-- begin Extracted entries --

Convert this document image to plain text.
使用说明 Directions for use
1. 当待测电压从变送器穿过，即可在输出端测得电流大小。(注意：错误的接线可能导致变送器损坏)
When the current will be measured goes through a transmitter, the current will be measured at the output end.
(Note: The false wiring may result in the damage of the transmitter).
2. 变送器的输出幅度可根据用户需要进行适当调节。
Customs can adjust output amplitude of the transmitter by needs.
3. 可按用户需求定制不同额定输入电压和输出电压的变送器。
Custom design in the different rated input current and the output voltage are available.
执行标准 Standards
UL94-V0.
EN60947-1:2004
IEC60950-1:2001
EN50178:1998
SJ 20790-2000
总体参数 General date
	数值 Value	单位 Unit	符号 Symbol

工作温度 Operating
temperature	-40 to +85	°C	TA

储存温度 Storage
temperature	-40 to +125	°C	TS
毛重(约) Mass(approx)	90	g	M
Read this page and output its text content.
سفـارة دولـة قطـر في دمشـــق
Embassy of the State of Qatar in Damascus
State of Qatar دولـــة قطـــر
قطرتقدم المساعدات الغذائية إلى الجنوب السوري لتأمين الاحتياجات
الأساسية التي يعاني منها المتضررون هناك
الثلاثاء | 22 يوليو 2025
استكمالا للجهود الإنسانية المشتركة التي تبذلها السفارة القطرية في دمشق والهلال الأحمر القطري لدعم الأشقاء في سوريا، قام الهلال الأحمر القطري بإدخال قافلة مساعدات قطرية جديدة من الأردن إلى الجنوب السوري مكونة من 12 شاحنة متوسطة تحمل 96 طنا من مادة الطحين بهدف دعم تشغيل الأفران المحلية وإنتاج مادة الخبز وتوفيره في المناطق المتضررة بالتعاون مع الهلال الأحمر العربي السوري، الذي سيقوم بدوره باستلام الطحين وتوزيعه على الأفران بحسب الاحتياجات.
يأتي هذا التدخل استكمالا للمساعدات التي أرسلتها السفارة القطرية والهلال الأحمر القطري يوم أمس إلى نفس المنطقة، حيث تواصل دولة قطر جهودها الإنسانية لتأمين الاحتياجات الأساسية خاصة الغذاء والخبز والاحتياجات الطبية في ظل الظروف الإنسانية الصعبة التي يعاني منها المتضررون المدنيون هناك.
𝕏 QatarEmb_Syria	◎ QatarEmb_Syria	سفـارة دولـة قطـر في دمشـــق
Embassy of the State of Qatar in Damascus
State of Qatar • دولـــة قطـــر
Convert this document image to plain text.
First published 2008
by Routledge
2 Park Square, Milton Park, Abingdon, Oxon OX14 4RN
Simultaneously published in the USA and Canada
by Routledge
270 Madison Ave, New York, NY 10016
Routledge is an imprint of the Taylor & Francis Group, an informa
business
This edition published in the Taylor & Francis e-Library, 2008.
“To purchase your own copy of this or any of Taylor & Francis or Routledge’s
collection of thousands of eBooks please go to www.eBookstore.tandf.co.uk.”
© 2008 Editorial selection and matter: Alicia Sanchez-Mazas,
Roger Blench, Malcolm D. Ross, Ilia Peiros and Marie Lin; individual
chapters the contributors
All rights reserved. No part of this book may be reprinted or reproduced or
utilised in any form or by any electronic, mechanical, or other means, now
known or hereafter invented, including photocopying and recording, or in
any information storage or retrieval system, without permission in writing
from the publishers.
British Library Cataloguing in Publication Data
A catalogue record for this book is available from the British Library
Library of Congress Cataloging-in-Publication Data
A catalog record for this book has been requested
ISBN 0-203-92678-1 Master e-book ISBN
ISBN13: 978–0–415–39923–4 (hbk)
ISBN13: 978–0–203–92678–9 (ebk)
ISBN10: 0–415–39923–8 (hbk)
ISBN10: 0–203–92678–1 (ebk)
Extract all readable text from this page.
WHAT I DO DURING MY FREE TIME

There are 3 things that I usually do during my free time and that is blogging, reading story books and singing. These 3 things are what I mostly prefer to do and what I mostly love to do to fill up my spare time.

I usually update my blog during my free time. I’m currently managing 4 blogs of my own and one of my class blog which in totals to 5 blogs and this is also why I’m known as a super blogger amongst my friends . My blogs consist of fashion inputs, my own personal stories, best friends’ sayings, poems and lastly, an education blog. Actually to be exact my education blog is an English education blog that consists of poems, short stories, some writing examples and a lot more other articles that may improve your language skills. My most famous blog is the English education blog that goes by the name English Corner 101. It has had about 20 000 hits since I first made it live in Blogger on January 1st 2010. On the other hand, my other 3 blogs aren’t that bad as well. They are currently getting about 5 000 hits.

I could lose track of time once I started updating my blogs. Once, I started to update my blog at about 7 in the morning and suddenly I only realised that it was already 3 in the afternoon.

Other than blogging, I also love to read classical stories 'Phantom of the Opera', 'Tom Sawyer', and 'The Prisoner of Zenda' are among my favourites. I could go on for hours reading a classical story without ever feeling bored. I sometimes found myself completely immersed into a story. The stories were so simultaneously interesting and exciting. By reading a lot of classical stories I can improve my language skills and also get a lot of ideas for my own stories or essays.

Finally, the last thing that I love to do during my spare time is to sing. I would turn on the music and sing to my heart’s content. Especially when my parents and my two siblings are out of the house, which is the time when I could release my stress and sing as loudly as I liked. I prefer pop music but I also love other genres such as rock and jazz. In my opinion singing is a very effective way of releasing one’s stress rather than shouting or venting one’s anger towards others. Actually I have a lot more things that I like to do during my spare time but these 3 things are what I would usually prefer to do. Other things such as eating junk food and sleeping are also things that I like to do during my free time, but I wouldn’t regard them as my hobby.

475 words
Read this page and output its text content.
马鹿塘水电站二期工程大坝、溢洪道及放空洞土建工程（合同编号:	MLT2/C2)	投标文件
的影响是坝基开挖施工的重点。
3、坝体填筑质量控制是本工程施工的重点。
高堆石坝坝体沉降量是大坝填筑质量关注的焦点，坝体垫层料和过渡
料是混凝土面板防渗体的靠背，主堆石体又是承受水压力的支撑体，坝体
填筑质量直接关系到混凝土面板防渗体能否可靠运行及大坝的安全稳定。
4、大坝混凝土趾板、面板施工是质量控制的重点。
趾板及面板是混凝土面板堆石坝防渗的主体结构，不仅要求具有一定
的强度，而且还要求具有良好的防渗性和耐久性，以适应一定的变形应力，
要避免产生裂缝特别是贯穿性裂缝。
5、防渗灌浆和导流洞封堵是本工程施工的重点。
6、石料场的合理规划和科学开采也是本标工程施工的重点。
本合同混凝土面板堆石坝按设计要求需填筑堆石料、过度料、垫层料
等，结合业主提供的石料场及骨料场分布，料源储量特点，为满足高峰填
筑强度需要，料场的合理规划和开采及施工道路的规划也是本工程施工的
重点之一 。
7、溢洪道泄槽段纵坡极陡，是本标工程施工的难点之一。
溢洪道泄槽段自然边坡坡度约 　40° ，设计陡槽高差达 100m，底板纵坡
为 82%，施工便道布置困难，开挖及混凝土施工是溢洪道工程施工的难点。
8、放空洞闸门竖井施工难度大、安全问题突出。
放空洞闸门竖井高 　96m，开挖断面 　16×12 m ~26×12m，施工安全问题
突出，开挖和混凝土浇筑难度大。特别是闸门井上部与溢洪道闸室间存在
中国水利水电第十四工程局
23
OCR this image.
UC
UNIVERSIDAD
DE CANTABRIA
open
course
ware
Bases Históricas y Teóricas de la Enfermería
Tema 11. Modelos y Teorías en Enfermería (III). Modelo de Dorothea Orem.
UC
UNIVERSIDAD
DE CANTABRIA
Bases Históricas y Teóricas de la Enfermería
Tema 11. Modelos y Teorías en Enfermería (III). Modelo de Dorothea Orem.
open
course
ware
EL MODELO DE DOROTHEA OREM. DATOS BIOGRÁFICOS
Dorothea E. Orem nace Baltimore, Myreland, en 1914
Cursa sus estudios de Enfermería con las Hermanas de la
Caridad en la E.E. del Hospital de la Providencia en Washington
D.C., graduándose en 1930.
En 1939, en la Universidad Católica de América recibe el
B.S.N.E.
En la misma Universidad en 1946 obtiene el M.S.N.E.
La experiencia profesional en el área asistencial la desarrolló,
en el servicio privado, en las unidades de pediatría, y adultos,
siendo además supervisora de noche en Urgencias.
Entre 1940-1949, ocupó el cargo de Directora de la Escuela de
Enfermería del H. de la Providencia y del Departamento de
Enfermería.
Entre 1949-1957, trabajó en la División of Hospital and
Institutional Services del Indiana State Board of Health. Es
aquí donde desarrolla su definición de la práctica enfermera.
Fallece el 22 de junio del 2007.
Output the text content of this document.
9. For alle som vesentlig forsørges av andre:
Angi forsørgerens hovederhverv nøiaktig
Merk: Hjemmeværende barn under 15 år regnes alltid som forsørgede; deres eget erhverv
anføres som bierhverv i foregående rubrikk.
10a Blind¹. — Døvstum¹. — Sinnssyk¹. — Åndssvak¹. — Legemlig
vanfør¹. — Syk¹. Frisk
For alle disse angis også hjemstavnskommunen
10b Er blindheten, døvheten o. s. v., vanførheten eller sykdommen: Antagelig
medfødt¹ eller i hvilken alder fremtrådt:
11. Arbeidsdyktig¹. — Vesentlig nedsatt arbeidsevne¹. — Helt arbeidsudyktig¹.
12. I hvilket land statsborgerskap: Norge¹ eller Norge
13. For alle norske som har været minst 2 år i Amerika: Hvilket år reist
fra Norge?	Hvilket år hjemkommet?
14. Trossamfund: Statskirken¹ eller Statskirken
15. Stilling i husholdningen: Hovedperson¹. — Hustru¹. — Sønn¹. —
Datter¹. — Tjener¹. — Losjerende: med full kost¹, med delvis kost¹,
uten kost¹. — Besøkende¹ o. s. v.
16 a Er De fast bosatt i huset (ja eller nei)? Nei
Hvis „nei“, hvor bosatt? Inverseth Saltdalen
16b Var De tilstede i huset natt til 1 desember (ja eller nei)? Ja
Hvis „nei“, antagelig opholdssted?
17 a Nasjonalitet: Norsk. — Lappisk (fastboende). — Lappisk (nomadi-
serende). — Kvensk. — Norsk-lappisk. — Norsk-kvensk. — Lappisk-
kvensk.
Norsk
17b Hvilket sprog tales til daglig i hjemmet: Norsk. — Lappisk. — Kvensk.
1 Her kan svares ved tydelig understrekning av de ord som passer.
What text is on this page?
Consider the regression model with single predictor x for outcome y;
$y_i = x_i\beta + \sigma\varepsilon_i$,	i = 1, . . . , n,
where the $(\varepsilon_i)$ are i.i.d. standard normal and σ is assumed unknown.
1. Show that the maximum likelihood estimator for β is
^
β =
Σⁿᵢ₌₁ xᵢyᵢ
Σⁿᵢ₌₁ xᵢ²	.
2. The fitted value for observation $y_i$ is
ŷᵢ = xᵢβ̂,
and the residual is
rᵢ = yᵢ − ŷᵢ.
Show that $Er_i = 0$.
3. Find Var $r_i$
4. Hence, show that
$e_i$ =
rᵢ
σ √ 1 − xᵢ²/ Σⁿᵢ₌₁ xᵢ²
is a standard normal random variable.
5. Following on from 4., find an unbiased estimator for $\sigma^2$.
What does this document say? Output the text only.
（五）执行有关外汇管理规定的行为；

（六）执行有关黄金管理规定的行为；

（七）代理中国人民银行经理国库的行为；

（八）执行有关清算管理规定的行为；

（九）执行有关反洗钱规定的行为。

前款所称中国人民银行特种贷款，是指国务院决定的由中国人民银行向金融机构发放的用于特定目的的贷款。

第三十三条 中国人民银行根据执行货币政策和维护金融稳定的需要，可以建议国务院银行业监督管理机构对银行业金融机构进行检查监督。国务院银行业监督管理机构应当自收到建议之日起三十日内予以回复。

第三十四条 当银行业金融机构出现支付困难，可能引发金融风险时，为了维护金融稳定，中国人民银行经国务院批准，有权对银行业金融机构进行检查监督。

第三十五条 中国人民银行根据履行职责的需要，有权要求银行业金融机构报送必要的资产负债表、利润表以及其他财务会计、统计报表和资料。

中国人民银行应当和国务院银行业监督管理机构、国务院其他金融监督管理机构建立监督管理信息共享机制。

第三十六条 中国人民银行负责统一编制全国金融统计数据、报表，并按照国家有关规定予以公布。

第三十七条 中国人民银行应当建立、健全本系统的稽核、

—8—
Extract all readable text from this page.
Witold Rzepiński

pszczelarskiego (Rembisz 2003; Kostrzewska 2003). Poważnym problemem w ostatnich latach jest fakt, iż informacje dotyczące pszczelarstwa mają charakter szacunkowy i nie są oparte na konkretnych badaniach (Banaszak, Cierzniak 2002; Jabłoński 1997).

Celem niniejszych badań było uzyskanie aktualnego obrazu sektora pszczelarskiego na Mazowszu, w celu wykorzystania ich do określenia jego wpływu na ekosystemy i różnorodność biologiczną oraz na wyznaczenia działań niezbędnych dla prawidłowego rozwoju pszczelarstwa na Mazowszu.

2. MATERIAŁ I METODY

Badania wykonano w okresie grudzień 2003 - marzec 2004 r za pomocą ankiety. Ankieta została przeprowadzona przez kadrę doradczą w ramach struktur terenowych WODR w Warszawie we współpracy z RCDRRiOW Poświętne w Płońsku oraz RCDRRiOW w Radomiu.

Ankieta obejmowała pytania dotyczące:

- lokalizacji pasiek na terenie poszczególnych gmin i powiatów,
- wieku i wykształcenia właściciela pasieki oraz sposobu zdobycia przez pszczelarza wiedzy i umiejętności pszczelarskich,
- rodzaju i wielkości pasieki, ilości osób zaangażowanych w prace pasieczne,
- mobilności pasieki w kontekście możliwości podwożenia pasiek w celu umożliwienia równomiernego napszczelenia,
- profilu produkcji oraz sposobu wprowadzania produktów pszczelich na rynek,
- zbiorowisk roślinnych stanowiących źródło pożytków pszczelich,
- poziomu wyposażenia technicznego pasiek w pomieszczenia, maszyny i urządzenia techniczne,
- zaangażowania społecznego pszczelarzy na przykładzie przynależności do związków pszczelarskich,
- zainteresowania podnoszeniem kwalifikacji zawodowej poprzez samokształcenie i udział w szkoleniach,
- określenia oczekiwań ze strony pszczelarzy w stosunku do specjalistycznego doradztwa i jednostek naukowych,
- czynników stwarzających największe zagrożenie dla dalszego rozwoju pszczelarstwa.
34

-- end Extracted entries --

Instructions for the task -> Show every line where the string "Publication" appears.

Response to the task ->
British Library Cataloguing in Publication Data
Library of Congress Cataloging-in-Publication Data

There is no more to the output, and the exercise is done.